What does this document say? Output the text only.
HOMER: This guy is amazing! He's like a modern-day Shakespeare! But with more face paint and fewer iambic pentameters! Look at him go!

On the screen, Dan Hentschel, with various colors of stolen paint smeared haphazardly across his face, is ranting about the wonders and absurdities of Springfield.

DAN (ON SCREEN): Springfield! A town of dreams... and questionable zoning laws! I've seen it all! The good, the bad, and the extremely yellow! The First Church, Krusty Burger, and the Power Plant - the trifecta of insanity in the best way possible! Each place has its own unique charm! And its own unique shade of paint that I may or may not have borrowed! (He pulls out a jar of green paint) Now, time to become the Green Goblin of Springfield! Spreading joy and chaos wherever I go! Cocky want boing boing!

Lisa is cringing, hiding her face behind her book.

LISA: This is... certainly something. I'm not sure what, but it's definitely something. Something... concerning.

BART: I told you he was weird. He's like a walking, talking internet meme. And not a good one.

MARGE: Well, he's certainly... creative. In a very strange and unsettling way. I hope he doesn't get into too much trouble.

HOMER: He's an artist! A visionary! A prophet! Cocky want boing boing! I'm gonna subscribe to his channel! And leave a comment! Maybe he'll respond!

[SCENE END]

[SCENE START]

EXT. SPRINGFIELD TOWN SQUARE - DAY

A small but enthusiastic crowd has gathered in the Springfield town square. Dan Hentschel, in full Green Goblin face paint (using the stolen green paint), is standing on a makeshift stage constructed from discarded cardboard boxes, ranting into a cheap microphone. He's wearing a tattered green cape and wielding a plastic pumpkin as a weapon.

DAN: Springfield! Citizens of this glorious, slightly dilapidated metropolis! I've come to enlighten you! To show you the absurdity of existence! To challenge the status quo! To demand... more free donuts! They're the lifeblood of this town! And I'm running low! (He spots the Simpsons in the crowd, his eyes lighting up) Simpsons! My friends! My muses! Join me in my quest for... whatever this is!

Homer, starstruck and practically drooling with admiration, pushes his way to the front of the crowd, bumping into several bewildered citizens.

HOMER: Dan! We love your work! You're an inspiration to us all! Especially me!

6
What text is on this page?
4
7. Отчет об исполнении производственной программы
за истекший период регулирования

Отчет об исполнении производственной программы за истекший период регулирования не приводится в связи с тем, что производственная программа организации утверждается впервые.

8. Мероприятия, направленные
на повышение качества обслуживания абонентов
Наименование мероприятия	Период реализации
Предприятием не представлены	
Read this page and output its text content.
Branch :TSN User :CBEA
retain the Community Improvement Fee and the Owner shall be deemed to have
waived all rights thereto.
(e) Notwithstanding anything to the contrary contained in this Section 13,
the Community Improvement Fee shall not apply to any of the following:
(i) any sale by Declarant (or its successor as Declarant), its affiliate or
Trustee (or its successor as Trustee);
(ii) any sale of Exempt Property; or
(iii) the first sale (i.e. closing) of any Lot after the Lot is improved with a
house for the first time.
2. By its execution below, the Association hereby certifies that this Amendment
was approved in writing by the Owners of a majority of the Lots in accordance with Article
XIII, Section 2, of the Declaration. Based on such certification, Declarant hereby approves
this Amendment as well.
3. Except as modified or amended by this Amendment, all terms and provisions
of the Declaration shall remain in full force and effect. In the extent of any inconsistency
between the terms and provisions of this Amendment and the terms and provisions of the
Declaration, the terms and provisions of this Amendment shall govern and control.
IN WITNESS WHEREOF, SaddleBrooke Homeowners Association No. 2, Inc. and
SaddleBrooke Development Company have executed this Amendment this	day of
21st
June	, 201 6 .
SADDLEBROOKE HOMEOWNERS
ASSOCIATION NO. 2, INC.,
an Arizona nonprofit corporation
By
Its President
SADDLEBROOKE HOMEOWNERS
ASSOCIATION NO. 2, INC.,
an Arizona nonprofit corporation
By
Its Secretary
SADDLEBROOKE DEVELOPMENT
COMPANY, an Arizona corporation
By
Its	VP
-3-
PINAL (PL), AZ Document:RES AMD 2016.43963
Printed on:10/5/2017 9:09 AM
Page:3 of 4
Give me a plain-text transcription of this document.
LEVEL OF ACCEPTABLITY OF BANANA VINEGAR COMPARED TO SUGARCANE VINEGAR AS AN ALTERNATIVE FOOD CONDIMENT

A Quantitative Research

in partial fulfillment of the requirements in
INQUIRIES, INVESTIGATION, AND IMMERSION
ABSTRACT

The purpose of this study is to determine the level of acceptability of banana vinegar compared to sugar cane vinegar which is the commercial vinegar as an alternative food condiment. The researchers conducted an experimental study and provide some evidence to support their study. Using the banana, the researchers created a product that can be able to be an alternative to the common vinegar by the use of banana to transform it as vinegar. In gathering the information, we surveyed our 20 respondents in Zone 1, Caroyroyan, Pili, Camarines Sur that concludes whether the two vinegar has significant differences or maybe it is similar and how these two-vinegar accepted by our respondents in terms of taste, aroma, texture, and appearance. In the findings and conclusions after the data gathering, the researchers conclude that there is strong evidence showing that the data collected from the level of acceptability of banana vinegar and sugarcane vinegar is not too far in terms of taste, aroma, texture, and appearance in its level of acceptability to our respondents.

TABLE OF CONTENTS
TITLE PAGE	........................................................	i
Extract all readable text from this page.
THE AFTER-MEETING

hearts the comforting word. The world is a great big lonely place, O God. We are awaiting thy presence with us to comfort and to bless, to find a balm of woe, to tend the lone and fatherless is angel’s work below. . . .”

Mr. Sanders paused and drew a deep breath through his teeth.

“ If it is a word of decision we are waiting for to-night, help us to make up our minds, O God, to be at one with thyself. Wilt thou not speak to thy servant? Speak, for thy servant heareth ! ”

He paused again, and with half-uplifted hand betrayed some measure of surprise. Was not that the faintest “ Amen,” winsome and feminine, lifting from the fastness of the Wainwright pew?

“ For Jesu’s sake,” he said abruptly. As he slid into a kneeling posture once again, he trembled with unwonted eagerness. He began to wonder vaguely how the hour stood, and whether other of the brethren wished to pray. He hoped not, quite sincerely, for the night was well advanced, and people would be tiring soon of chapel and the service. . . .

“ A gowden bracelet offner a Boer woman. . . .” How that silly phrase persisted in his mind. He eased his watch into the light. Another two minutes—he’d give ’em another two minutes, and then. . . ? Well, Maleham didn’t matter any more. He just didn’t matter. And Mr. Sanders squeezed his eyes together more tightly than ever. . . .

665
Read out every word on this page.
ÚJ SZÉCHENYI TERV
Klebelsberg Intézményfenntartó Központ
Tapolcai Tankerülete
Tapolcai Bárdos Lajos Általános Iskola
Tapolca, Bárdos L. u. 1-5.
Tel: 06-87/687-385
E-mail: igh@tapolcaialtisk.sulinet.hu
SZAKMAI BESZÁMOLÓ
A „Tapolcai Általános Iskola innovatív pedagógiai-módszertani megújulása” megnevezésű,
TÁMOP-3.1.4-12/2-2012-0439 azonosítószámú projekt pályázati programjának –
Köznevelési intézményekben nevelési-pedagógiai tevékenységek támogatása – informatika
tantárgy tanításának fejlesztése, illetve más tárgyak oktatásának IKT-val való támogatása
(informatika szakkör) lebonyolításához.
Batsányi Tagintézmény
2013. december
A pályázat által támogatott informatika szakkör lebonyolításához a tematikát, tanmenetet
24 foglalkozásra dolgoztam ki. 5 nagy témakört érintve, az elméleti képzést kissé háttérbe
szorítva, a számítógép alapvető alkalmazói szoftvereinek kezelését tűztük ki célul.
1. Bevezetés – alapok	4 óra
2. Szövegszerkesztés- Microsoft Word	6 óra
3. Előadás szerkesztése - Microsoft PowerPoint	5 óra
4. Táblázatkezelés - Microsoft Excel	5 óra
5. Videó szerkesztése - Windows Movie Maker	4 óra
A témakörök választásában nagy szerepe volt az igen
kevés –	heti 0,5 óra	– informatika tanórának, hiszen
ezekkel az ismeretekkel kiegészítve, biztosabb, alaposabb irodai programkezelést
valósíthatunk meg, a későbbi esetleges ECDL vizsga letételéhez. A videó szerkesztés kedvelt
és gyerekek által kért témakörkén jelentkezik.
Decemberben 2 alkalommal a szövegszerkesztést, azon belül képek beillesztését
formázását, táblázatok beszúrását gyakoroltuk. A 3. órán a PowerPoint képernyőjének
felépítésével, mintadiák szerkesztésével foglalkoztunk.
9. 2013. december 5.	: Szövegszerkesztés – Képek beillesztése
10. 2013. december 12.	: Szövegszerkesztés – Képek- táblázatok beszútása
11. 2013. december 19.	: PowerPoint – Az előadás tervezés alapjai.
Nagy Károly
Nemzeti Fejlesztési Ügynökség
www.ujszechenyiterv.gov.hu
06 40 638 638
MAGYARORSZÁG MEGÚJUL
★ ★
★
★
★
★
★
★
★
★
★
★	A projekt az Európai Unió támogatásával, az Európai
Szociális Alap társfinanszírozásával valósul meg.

=======

▶ Stated task
Gather each line from the listing above that holds "táblázatok".

▶ Result below
formázását, táblázatok beszúrását gyakoroltuk. A 3. órán a PowerPoint képernyőjének
10. 2013. december 12.	: Szövegszerkesztés – Képek- táblázatok beszútása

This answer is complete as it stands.